-- begin Supplied entries --

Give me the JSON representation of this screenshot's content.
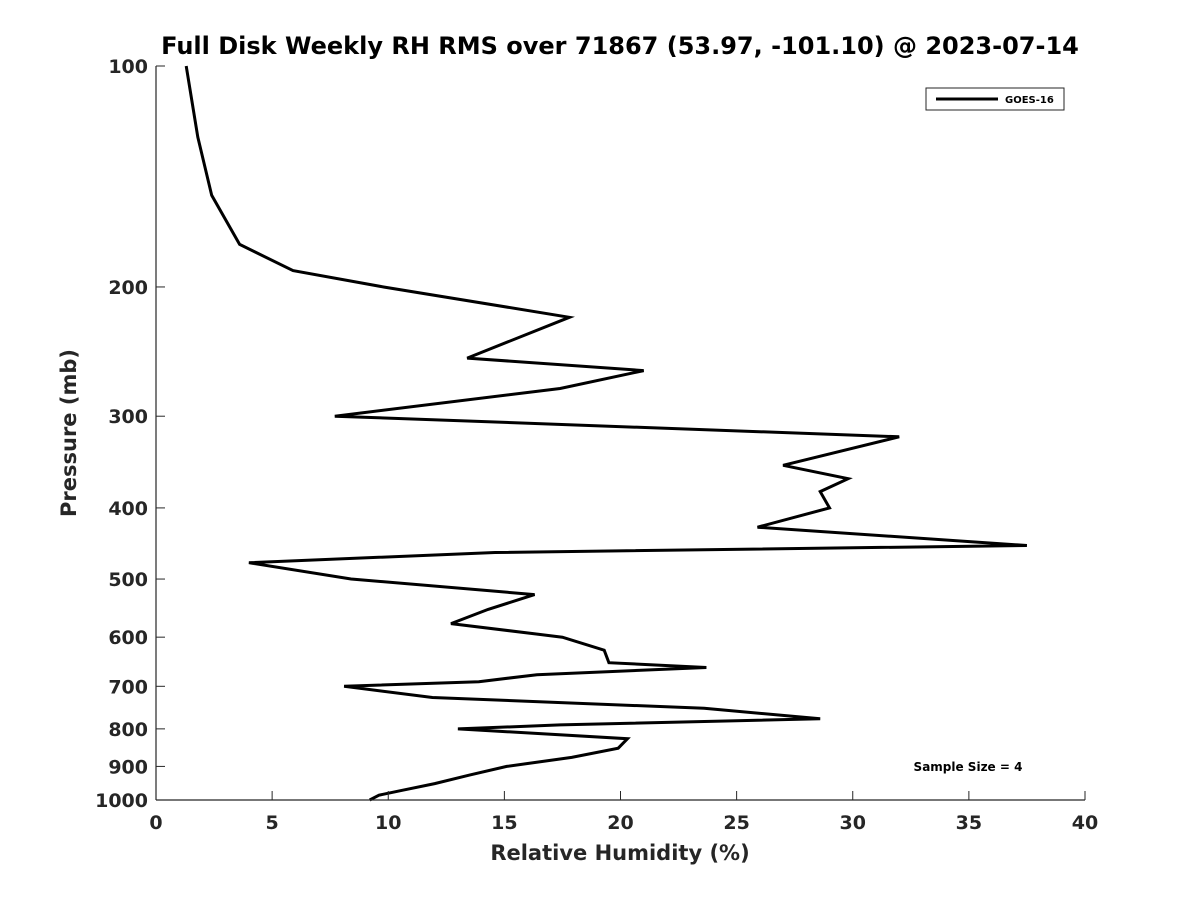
{
  "chart_data": {
    "type": "line",
    "title": "Full Disk Weekly RH RMS over 71867 (53.97, -101.10) @ 2023-07-14",
    "xlabel": "Relative Humidity (%)",
    "ylabel": "Pressure (mb)",
    "xlim": [
      0,
      40
    ],
    "ylim": [
      100,
      1000
    ],
    "yscale": "log",
    "yreversed": true,
    "grid": false,
    "legend_position": "top-right",
    "xticks": [
      0,
      5,
      10,
      15,
      20,
      25,
      30,
      35,
      40
    ],
    "xtick_labels": [
      "0",
      "5",
      "10",
      "15",
      "20",
      "25",
      "30",
      "35",
      "40"
    ],
    "yticks": [
      100,
      200,
      300,
      400,
      500,
      600,
      700,
      800,
      900,
      1000
    ],
    "ytick_labels": [
      "100",
      "200",
      "300",
      "400",
      "500",
      "600",
      "700",
      "800",
      "900",
      "1000"
    ],
    "annotation": "Sample Size = 4",
    "series": [
      {
        "name": "GOES-16",
        "color": "#000000",
        "points": [
          [
            1.3,
            100
          ],
          [
            1.8,
            125
          ],
          [
            2.4,
            150
          ],
          [
            3.6,
            175
          ],
          [
            5.9,
            190
          ],
          [
            9.8,
            200
          ],
          [
            17.8,
            220
          ],
          [
            13.4,
            250
          ],
          [
            21.0,
            260
          ],
          [
            17.4,
            275
          ],
          [
            7.7,
            300
          ],
          [
            32.0,
            320
          ],
          [
            27.0,
            350
          ],
          [
            29.8,
            365
          ],
          [
            28.6,
            380
          ],
          [
            29.0,
            400
          ],
          [
            25.9,
            425
          ],
          [
            37.5,
            450
          ],
          [
            14.6,
            460
          ],
          [
            4.0,
            475
          ],
          [
            8.4,
            500
          ],
          [
            16.3,
            525
          ],
          [
            14.3,
            550
          ],
          [
            12.7,
            575
          ],
          [
            17.5,
            600
          ],
          [
            19.3,
            625
          ],
          [
            19.5,
            650
          ],
          [
            23.7,
            660
          ],
          [
            16.4,
            675
          ],
          [
            13.9,
            690
          ],
          [
            8.1,
            700
          ],
          [
            11.9,
            725
          ],
          [
            23.6,
            750
          ],
          [
            28.6,
            775
          ],
          [
            17.4,
            790
          ],
          [
            13.0,
            800
          ],
          [
            20.3,
            825
          ],
          [
            19.9,
            850
          ],
          [
            17.9,
            875
          ],
          [
            15.1,
            900
          ],
          [
            13.5,
            925
          ],
          [
            12.0,
            950
          ],
          [
            10.6,
            970
          ],
          [
            9.6,
            985
          ],
          [
            9.2,
            1000
          ]
        ]
      }
    ]
  }
}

-- end Supplied entries --

**Set task**
Transcribe the records above exactly as they appear, leaving out any pictures.

**The output**
Give me the JSON representation of this screenshot's content.
{
  "chart_data": {
    "type": "line",
    "title": "Full Disk Weekly RH RMS over 71867 (53.97, -101.10) @ 2023-07-14",
    "xlabel": "Relative Humidity (%)",
    "ylabel": "Pressure (mb)",
    "xlim": [
      0,
      40
    ],
    "ylim": [
      100,
      1000
    ],
    "yscale": "log",
    "yreversed": true,
    "grid": false,
    "legend_position": "top-right",
    "xticks": [
      0,
      5,
      10,
      15,
      20,
      25,
      30,
      35,
      40
    ],
    "xtick_labels": [
      "0",
      "5",
      "10",
      "15",
      "20",
      "25",
      "30",
      "35",
      "40"
    ],
    "yticks": [
      100,
      200,
      300,
      400,
      500,
      600,
      700,
      800,
      900,
      1000
    ],
    "ytick_labels": [
      "100",
      "200",
      "300",
      "400",
      "500",
      "600",
      "700",
      "800",
      "900",
      "1000"
    ],
    "annotation": "Sample Size = 4",
    "series": [
      {
        "name": "GOES-16",
        "color": "#000000",
        "points": [
          [
            1.3,
            100
          ],
          [
            1.8,
            125
          ],
          [
            2.4,
            150
          ],
          [
            3.6,
            175
          ],
          [
            5.9,
            190
          ],
          [
            9.8,
            200
          ],
          [
            17.8,
            220
          ],
          [
            13.4,
            250
          ],
          [
            21.0,
            260
          ],
          [
            17.4,
            275
          ],
          [
            7.7,
            300
          ],
          [
            32.0,
            320
          ],
          [
            27.0,
            350
          ],
          [
            29.8,
            365
          ],
          [
            28.6,
            380
          ],
          [
            29.0,
            400
          ],
          [
            25.9,
            425
          ],
          [
            37.5,
            450
          ],
          [
            14.6,
            460
          ],
          [
            4.0,
            475
          ],
          [
            8.4,
            500
          ],
          [
            16.3,
            525
          ],
          [
            14.3,
            550
          ],
          [
            12.7,
            575
          ],
          [
            17.5,
            600
          ],
          [
            19.3,
            625
          ],
          [
            19.5,
            650
          ],
          [
            23.7,
            660
          ],
          [
            16.4,
            675
          ],
          [
            13.9,
            690
          ],
          [
            8.1,
            700
          ],
          [
            11.9,
            725
          ],
          [
            23.6,
            750
          ],
          [
            28.6,
            775
          ],
          [
            17.4,
            790
          ],
          [
            13.0,
            800
          ],
          [
            20.3,
            825
          ],
          [
            19.9,
            850
          ],
          [
            17.9,
            875
          ],
          [
            15.1,
            900
          ],
          [
            13.5,
            925
          ],
          [
            12.0,
            950
          ],
          [
            10.6,
            970
          ],
          [
            9.6,
            985
          ],
          [
            9.2,
            1000
          ]
        ]
      }
    ]
  }
}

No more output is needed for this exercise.